_The task_
Retype the whole listing verbatim and keep the pictures out of it.

Data items
┌──

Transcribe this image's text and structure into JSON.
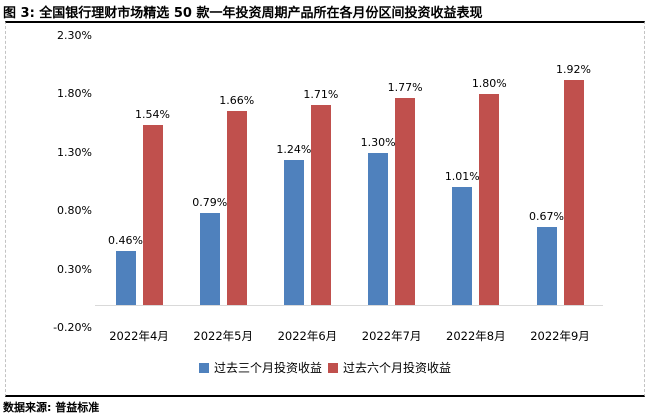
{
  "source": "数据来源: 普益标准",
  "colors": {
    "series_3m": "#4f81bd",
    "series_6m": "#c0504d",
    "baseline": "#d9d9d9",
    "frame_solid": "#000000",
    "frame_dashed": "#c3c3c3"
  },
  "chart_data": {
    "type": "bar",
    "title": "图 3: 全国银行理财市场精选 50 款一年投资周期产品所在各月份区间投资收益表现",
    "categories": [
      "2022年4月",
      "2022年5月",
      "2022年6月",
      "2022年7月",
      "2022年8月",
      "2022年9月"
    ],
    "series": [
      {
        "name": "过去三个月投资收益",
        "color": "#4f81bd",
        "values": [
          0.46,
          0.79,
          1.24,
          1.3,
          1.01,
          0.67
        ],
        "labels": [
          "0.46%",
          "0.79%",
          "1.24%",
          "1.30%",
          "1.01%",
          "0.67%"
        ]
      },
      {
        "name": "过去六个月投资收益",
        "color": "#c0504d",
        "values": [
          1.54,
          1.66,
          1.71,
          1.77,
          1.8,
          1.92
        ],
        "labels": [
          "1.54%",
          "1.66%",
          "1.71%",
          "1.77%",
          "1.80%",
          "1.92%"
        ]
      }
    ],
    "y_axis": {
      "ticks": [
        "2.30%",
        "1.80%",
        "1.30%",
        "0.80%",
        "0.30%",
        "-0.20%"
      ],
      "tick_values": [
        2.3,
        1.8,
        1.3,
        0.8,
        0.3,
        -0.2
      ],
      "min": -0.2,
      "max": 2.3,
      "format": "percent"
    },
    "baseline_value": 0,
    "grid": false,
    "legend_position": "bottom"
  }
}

└──

_Exercise solution_
Transcribe this image's text and structure into JSON.
{
  "source": "数据来源: 普益标准",
  "colors": {
    "series_3m": "#4f81bd",
    "series_6m": "#c0504d",
    "baseline": "#d9d9d9",
    "frame_solid": "#000000",
    "frame_dashed": "#c3c3c3"
  },
  "chart_data": {
    "type": "bar",
    "title": "图 3: 全国银行理财市场精选 50 款一年投资周期产品所在各月份区间投资收益表现",
    "categories": [
      "2022年4月",
      "2022年5月",
      "2022年6月",
      "2022年7月",
      "2022年8月",
      "2022年9月"
    ],
    "series": [
      {
        "name": "过去三个月投资收益",
        "color": "#4f81bd",
        "values": [
          0.46,
          0.79,
          1.24,
          1.3,
          1.01,
          0.67
        ],
        "labels": [
          "0.46%",
          "0.79%",
          "1.24%",
          "1.30%",
          "1.01%",
          "0.67%"
        ]
      },
      {
        "name": "过去六个月投资收益",
        "color": "#c0504d",
        "values": [
          1.54,
          1.66,
          1.71,
          1.77,
          1.8,
          1.92
        ],
        "labels": [
          "1.54%",
          "1.66%",
          "1.71%",
          "1.77%",
          "1.80%",
          "1.92%"
        ]
      }
    ],
    "y_axis": {
      "ticks": [
        "2.30%",
        "1.80%",
        "1.30%",
        "0.80%",
        "0.30%",
        "-0.20%"
      ],
      "tick_values": [
        2.3,
        1.8,
        1.3,
        0.8,
        0.3,
        -0.2
      ],
      "min": -0.2,
      "max": 2.3,
      "format": "percent"
    },
    "baseline_value": 0,
    "grid": false,
    "legend_position": "bottom"
  }
}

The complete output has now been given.